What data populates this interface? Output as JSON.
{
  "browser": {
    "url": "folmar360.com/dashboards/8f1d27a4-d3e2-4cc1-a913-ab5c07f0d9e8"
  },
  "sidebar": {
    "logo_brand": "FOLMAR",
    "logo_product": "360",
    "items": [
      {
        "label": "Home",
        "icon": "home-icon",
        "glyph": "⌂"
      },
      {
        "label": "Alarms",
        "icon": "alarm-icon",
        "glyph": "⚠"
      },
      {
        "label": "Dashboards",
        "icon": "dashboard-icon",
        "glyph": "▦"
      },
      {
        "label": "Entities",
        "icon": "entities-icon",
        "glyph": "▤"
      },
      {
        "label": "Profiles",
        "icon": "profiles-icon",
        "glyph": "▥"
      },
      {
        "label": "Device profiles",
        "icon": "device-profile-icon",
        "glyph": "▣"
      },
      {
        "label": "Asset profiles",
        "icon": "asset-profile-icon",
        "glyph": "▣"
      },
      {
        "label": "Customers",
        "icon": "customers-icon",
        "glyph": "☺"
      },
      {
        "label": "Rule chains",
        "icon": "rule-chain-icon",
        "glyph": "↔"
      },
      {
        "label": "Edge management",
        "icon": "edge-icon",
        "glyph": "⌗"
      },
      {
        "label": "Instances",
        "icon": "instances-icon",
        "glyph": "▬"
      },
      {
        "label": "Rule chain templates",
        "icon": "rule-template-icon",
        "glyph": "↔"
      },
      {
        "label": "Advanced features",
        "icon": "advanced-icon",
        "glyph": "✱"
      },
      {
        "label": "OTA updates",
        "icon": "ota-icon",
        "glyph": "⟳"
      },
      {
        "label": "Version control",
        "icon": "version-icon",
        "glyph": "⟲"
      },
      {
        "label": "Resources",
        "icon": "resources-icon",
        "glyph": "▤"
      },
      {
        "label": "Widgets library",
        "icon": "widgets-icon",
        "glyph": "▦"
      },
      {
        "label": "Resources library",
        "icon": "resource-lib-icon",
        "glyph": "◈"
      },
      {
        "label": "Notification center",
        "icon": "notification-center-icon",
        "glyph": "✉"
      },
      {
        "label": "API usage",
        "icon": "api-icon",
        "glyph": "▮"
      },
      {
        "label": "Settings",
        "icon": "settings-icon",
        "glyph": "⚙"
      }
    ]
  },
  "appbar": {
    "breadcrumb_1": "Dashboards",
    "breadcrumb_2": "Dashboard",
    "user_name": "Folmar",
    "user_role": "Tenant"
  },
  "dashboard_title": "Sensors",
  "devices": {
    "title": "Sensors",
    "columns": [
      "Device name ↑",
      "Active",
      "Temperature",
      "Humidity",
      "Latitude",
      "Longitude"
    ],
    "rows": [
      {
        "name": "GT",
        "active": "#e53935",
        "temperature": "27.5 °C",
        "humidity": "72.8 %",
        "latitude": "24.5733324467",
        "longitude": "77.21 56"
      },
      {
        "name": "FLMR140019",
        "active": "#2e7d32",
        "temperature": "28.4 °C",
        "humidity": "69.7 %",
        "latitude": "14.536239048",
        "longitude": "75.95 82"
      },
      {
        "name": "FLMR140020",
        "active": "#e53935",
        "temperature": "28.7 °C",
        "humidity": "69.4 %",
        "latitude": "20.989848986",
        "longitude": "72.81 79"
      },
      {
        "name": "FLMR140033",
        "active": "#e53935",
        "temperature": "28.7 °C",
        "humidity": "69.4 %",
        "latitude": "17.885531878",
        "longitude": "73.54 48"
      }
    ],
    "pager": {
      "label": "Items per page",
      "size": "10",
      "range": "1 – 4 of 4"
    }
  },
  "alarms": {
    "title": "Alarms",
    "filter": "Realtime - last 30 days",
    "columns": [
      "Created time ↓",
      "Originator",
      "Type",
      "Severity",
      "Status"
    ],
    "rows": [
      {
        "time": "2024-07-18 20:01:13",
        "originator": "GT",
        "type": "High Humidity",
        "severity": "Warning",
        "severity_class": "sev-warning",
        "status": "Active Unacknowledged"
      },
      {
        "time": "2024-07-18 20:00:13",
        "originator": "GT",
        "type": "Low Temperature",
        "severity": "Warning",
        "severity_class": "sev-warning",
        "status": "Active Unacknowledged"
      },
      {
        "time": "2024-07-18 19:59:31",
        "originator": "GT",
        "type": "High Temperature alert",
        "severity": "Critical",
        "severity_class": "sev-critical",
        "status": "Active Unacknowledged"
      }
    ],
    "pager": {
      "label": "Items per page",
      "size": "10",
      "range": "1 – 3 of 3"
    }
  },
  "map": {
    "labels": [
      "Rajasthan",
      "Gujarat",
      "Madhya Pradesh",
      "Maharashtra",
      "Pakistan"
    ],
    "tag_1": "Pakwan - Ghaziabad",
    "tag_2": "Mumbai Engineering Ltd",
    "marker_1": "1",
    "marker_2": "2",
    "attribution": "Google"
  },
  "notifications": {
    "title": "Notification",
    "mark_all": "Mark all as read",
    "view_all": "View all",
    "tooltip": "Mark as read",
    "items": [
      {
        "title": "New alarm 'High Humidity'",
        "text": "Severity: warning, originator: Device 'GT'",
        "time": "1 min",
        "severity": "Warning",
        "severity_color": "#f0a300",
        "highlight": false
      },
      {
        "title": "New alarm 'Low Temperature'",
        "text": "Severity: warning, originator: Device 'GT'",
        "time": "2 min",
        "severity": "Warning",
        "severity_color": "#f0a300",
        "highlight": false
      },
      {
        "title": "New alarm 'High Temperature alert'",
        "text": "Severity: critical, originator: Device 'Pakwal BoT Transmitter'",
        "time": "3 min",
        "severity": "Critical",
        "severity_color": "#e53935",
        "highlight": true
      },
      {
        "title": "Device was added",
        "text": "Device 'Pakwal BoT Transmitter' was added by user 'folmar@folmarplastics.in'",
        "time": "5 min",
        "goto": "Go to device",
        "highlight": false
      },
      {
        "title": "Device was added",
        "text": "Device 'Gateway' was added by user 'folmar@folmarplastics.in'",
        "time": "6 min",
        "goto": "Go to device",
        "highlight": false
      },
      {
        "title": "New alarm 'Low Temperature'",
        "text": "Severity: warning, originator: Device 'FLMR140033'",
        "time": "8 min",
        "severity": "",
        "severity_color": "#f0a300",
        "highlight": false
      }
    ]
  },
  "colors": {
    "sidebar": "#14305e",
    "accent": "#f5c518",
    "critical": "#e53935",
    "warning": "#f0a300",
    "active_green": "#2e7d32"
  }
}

# # # #

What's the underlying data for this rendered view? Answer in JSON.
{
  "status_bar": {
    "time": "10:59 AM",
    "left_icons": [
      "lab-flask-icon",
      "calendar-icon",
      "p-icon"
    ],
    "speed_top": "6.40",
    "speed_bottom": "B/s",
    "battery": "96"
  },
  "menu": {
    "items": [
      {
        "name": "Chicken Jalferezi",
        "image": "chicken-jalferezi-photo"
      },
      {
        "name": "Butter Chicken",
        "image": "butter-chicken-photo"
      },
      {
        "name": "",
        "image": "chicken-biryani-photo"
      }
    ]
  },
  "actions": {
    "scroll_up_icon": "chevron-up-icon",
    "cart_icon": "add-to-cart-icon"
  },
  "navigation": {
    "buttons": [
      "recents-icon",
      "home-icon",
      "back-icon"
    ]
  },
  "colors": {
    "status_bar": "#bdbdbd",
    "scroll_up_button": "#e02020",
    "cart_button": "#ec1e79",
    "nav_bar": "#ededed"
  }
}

# # # #

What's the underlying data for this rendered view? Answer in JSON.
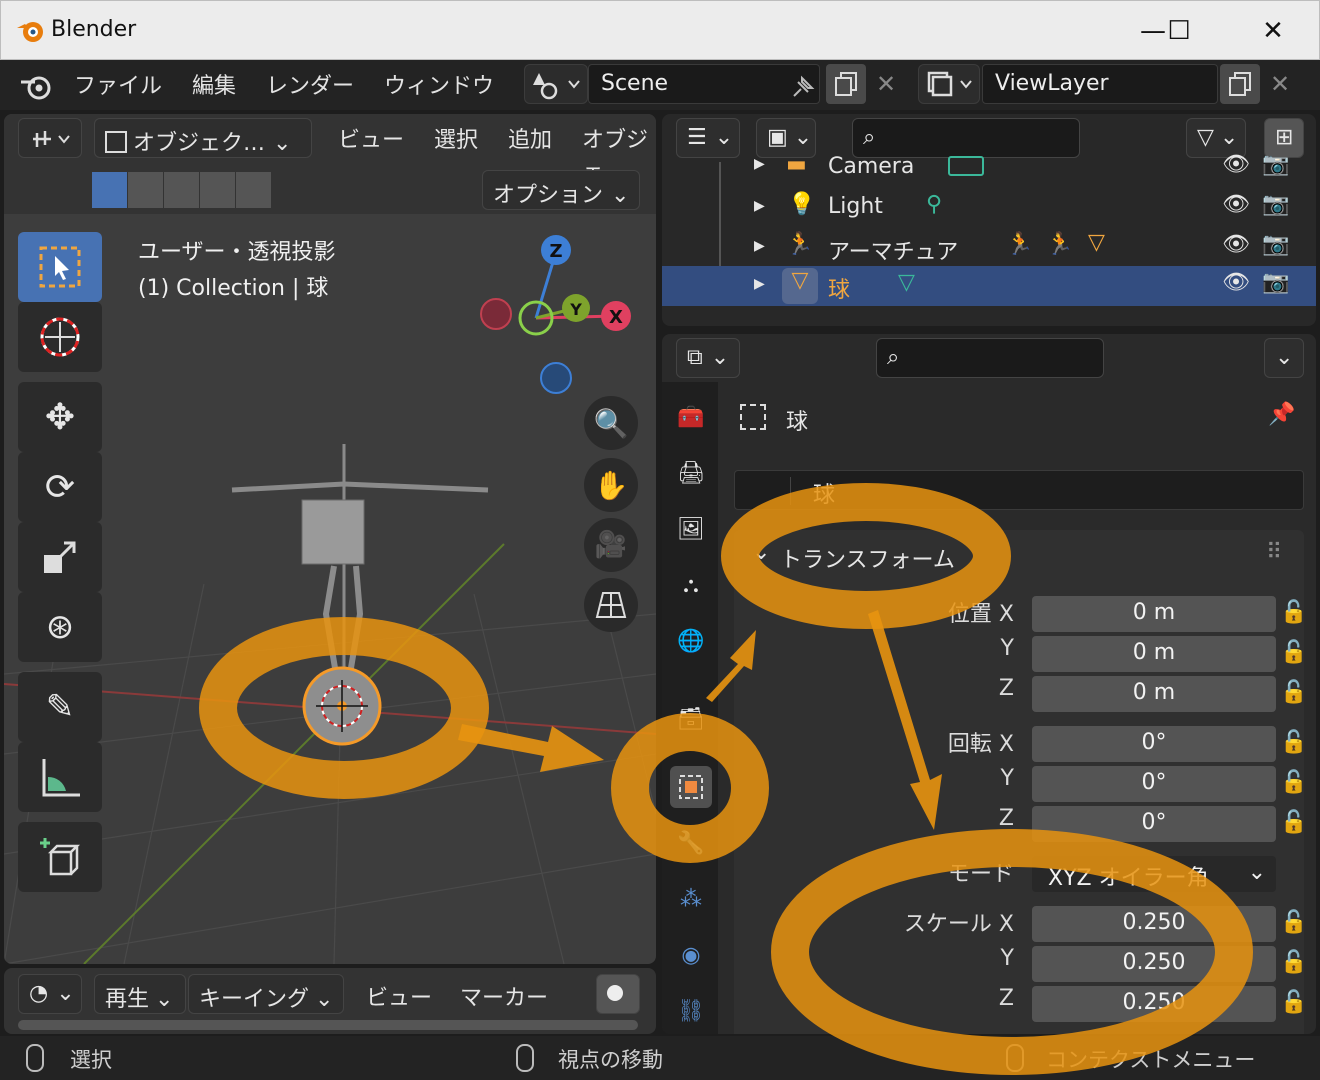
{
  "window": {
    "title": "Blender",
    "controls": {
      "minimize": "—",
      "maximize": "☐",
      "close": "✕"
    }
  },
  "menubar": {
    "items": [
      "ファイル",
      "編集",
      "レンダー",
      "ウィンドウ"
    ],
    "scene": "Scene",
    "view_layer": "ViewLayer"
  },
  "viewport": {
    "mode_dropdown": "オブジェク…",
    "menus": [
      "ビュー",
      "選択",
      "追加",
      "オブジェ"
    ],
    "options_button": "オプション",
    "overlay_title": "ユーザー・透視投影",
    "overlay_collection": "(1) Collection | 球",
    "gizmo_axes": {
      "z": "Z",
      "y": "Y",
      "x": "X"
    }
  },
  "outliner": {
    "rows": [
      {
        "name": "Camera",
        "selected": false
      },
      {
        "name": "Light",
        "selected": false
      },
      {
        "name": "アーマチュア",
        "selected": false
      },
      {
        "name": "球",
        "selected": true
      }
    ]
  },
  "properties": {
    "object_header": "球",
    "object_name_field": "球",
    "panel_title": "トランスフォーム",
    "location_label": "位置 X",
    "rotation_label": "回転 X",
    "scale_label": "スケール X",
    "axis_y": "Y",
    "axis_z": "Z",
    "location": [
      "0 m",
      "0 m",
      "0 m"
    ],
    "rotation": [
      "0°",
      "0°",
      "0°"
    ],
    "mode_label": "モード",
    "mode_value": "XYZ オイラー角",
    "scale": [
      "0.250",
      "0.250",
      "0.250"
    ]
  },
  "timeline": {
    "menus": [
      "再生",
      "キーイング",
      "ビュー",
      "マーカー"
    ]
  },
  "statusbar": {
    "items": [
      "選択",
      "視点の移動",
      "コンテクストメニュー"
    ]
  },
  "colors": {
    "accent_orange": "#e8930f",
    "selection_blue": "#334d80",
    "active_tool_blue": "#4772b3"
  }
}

# # # #

» WHAT IS BEING ASKED:
Copy every line above that holds the word "Transmitter".

» FINAL ANSWER:
        "text": "Severity: critical, originator: Device 'Pakwal BoT Transmitter'",
        "text": "Device 'Pakwal BoT Transmitter' was added by user 'folmar@folmarplastics.in'",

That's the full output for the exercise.